■ Exercise materials ■
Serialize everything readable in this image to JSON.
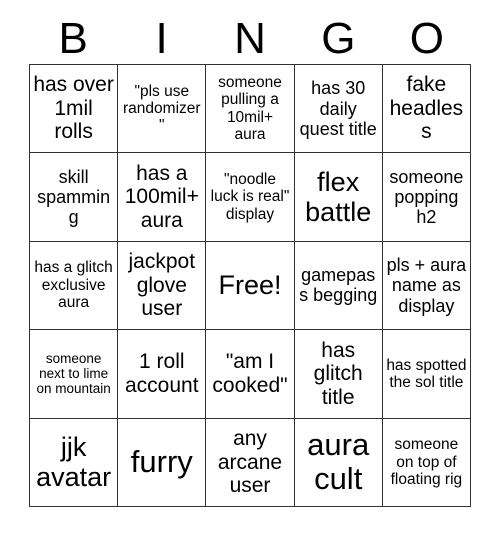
{
  "card": {
    "header_letters": [
      "B",
      "I",
      "N",
      "G",
      "O"
    ],
    "columns": 5,
    "rows": 5,
    "border_color": "#333333",
    "text_color": "#000000",
    "background_color": "#ffffff",
    "cells": [
      {
        "text": "has over 1mil rolls",
        "size": "l",
        "free": false
      },
      {
        "text": "\"pls use randomizer\"",
        "size": "s",
        "free": false
      },
      {
        "text": "someone pulling a 10mil+ aura",
        "size": "s",
        "free": false
      },
      {
        "text": "has 30 daily quest title",
        "size": "m",
        "free": false
      },
      {
        "text": "fake headless",
        "size": "l",
        "free": false
      },
      {
        "text": "skill spamming",
        "size": "m",
        "free": false
      },
      {
        "text": "has a 100mil+ aura",
        "size": "l",
        "free": false
      },
      {
        "text": "\"noodle luck is real\" display",
        "size": "s",
        "free": false
      },
      {
        "text": "flex battle",
        "size": "xl",
        "free": false
      },
      {
        "text": "someone popping h2",
        "size": "m",
        "free": false
      },
      {
        "text": "has a glitch exclusive aura",
        "size": "s",
        "free": false
      },
      {
        "text": "jackpot glove user",
        "size": "l",
        "free": false
      },
      {
        "text": "Free!",
        "size": "xl",
        "free": true
      },
      {
        "text": "gamepass begging",
        "size": "m",
        "free": false
      },
      {
        "text": "pls + aura name as display",
        "size": "m",
        "free": false
      },
      {
        "text": "someone next to lime on mountain",
        "size": "xs",
        "free": false
      },
      {
        "text": "1 roll account",
        "size": "l",
        "free": false
      },
      {
        "text": "\"am I cooked\"",
        "size": "l",
        "free": false
      },
      {
        "text": "has glitch title",
        "size": "l",
        "free": false
      },
      {
        "text": "has spotted the sol title",
        "size": "s",
        "free": false
      },
      {
        "text": "jjk avatar",
        "size": "xl",
        "free": false
      },
      {
        "text": "furry",
        "size": "xxl",
        "free": false
      },
      {
        "text": "any arcane user",
        "size": "l",
        "free": false
      },
      {
        "text": "aura cult",
        "size": "xxl",
        "free": false
      },
      {
        "text": "someone on top of floating rig",
        "size": "s",
        "free": false
      }
    ]
  }
}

■ Stated exercise ■
Every line holding "aura" should be copied out.

■ Finished answer ■
        "text": "someone pulling a 10mil+ aura",
        "text": "has a 100mil+ aura",
        "text": "has a glitch exclusive aura",
        "text": "pls + aura name as display",
        "text": "aura cult",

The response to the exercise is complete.